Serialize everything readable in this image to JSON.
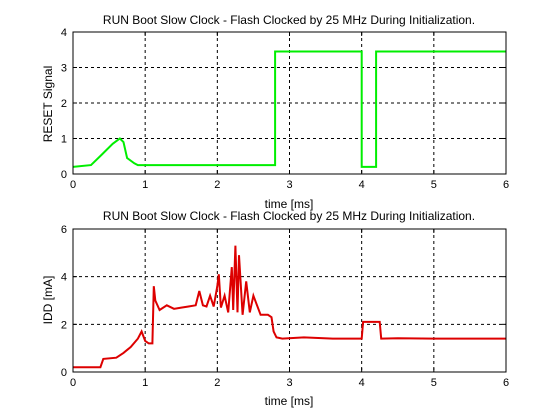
{
  "chart_data": [
    {
      "type": "line",
      "title": "RUN Boot Slow Clock - Flash Clocked by 25 MHz During Initialization.",
      "xlabel": "time [ms]",
      "ylabel": "RESET Signal",
      "xlim": [
        0,
        6
      ],
      "ylim": [
        0,
        4
      ],
      "xticks": [
        "0",
        "1",
        "2",
        "3",
        "4",
        "5",
        "6"
      ],
      "yticks": [
        "0",
        "1",
        "2",
        "3",
        "4"
      ],
      "grid": true,
      "color": "#00ee00",
      "x": [
        0,
        0.25,
        0.4,
        0.55,
        0.65,
        0.7,
        0.75,
        0.85,
        0.9,
        2.8,
        2.8,
        4.0,
        4.0,
        4.2,
        4.2,
        6.0
      ],
      "y": [
        0.2,
        0.25,
        0.55,
        0.85,
        1.0,
        0.9,
        0.45,
        0.3,
        0.25,
        0.25,
        3.45,
        3.45,
        0.2,
        0.2,
        3.45,
        3.45
      ]
    },
    {
      "type": "line",
      "title": "RUN Boot Slow Clock - Flash Clocked by 25 MHz During Initialization.",
      "xlabel": "time [ms]",
      "ylabel": "IDD [mA]",
      "xlim": [
        0,
        6
      ],
      "ylim": [
        0,
        6
      ],
      "xticks": [
        "0",
        "1",
        "2",
        "3",
        "4",
        "5",
        "6"
      ],
      "yticks": [
        "0",
        "2",
        "4",
        "6"
      ],
      "grid": true,
      "color": "#dd0000",
      "x": [
        0,
        0.38,
        0.42,
        0.6,
        0.7,
        0.8,
        0.9,
        0.95,
        1.0,
        1.05,
        1.1,
        1.12,
        1.14,
        1.2,
        1.3,
        1.4,
        1.5,
        1.6,
        1.7,
        1.75,
        1.8,
        1.85,
        1.9,
        1.95,
        2.0,
        2.02,
        2.05,
        2.1,
        2.15,
        2.2,
        2.22,
        2.25,
        2.28,
        2.3,
        2.35,
        2.4,
        2.45,
        2.5,
        2.6,
        2.7,
        2.75,
        2.78,
        2.82,
        2.9,
        3.2,
        3.6,
        4.0,
        4.02,
        4.25,
        4.27,
        4.5,
        5.0,
        6.0
      ],
      "y": [
        0.2,
        0.2,
        0.55,
        0.6,
        0.8,
        1.05,
        1.4,
        1.7,
        1.3,
        1.2,
        1.2,
        3.6,
        3.0,
        2.6,
        2.8,
        2.65,
        2.7,
        2.75,
        2.8,
        3.4,
        2.8,
        2.75,
        3.2,
        2.75,
        3.6,
        4.1,
        2.7,
        3.2,
        2.5,
        4.4,
        2.6,
        5.3,
        2.5,
        4.9,
        2.4,
        3.8,
        2.5,
        3.2,
        2.4,
        2.4,
        2.3,
        1.7,
        1.45,
        1.4,
        1.45,
        1.4,
        1.4,
        2.1,
        2.1,
        1.4,
        1.42,
        1.4,
        1.4
      ]
    }
  ]
}
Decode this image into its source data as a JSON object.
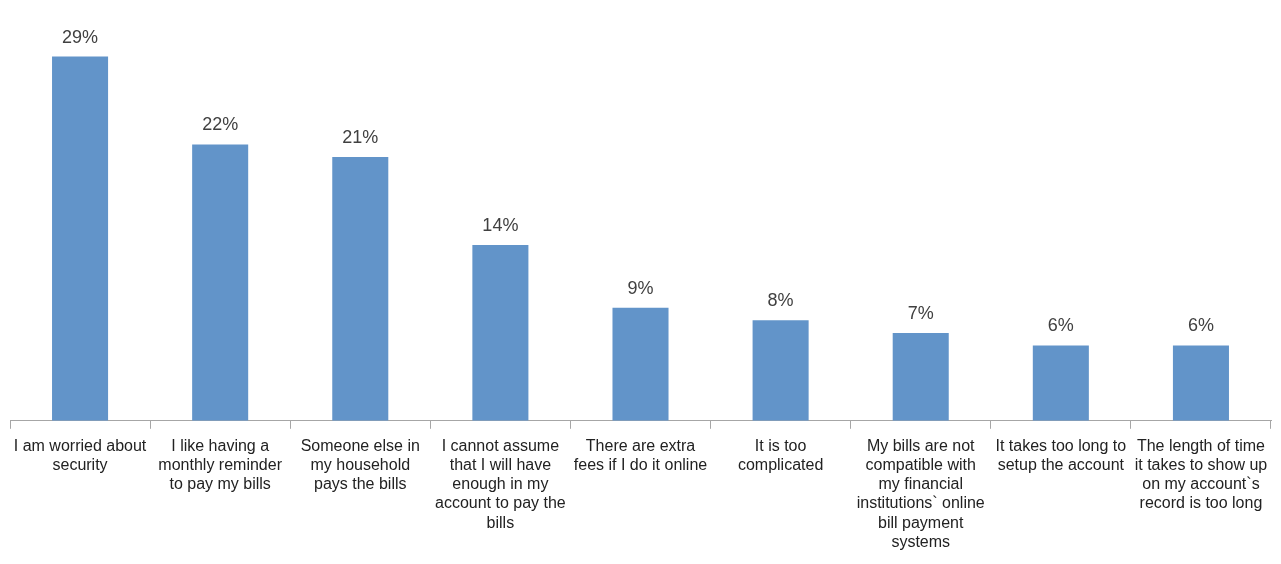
{
  "chart_data": {
    "type": "bar",
    "categories": [
      "I am worried about security",
      "I like having a monthly reminder to pay my bills",
      "Someone else in my household pays the bills",
      "I cannot assume that I will have enough in my account to pay the bills",
      "There are extra fees if I do it online",
      "It is too complicated",
      "My bills are not compatible with my financial institutions` online bill payment systems",
      "It takes too long to setup the account",
      "The length of time it takes to show up on my account`s record is too long"
    ],
    "values": [
      29,
      22,
      21,
      14,
      9,
      8,
      7,
      6,
      6
    ],
    "value_labels": [
      "29%",
      "22%",
      "21%",
      "14%",
      "9%",
      "8%",
      "7%",
      "6%",
      "6%"
    ],
    "color": "#6294c9"
  }
}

----

**Short problem:**
Look through the lines above and collect those with the word "takes".

**Problem solution:**
      "It takes too long to setup the account",
      "The length of time it takes to show up on my account`s record is too long"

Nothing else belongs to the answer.